===== ROWS

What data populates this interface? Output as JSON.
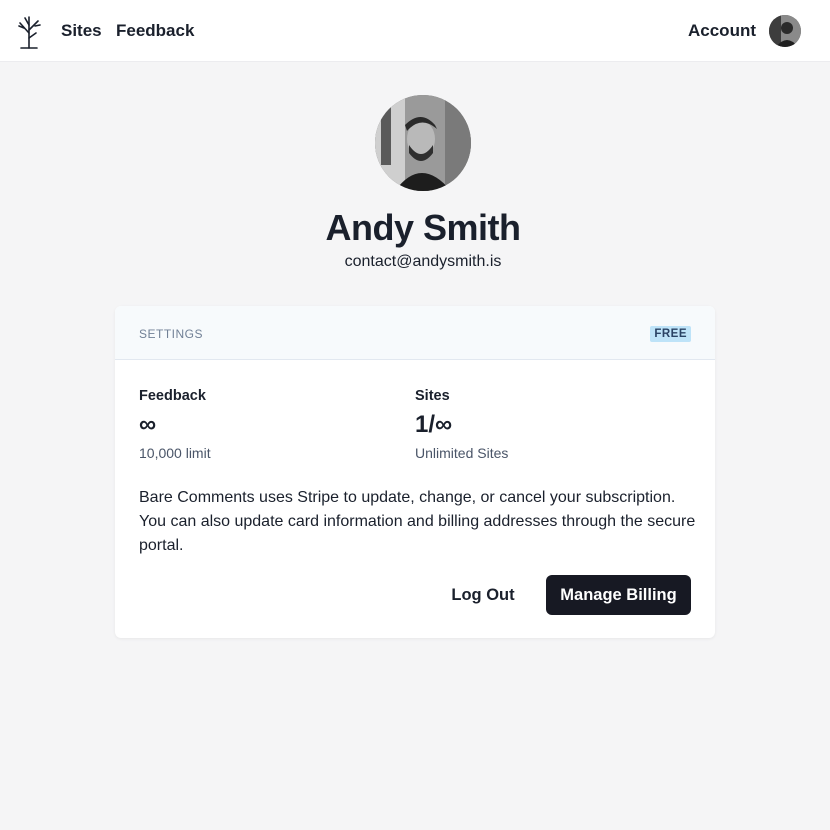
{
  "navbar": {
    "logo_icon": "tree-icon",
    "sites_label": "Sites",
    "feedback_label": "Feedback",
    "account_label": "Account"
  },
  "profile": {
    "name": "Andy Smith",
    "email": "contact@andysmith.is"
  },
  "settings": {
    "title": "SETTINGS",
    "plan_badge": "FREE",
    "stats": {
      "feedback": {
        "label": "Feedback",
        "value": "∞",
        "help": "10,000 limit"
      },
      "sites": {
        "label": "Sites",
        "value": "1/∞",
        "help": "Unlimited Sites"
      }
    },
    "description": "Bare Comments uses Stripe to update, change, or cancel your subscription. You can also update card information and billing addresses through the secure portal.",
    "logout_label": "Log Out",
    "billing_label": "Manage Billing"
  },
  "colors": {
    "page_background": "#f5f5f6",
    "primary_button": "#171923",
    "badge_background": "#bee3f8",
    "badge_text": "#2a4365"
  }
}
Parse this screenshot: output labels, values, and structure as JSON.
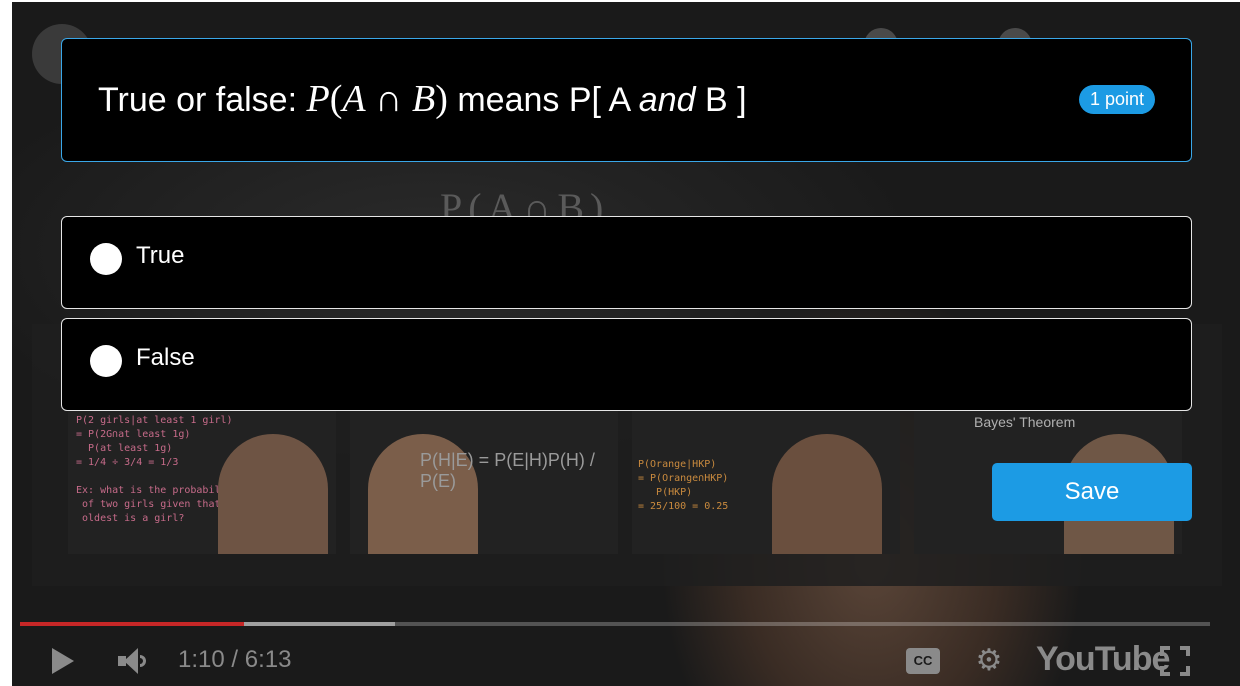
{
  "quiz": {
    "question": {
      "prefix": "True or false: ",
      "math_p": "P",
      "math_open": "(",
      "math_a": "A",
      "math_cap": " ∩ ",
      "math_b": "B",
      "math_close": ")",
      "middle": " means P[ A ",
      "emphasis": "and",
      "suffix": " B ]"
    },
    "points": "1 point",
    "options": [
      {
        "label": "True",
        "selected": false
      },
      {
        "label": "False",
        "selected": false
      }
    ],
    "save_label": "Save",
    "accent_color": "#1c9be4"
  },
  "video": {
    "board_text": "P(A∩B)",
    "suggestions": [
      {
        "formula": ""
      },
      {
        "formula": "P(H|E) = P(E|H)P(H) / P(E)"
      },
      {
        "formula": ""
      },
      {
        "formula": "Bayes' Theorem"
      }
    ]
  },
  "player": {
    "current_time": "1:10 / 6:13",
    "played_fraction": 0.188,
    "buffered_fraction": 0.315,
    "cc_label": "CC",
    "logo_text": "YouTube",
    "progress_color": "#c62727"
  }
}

==========

◆ WHAT YOU ARE ASKED TO DO
Repeat each record exactly, with the pictures left out.

◆ RESULT OF THIS TASK
What data populates this interface? Output as JSON.
{
  "navbar": {
    "logo_icon": "tree-icon",
    "sites_label": "Sites",
    "feedback_label": "Feedback",
    "account_label": "Account"
  },
  "profile": {
    "name": "Andy Smith",
    "email": "contact@andysmith.is"
  },
  "settings": {
    "title": "SETTINGS",
    "plan_badge": "FREE",
    "stats": {
      "feedback": {
        "label": "Feedback",
        "value": "∞",
        "help": "10,000 limit"
      },
      "sites": {
        "label": "Sites",
        "value": "1/∞",
        "help": "Unlimited Sites"
      }
    },
    "description": "Bare Comments uses Stripe to update, change, or cancel your subscription. You can also update card information and billing addresses through the secure portal.",
    "logout_label": "Log Out",
    "billing_label": "Manage Billing"
  },
  "colors": {
    "page_background": "#f5f5f6",
    "primary_button": "#171923",
    "badge_background": "#bee3f8",
    "badge_text": "#2a4365"
  }
}
Parse this screenshot: output labels, values, and structure as JSON.
{
  "quiz": {
    "question": {
      "prefix": "True or false: ",
      "math_p": "P",
      "math_open": "(",
      "math_a": "A",
      "math_cap": " ∩ ",
      "math_b": "B",
      "math_close": ")",
      "middle": " means P[ A ",
      "emphasis": "and",
      "suffix": " B ]"
    },
    "points": "1 point",
    "options": [
      {
        "label": "True",
        "selected": false
      },
      {
        "label": "False",
        "selected": false
      }
    ],
    "save_label": "Save",
    "accent_color": "#1c9be4"
  },
  "video": {
    "board_text": "P(A∩B)",
    "suggestions": [
      {
        "formula": ""
      },
      {
        "formula": "P(H|E) = P(E|H)P(H) / P(E)"
      },
      {
        "formula": ""
      },
      {
        "formula": "Bayes' Theorem"
      }
    ]
  },
  "player": {
    "current_time": "1:10 / 6:13",
    "played_fraction": 0.188,
    "buffered_fraction": 0.315,
    "cc_label": "CC",
    "logo_text": "YouTube",
    "progress_color": "#c62727"
  }
}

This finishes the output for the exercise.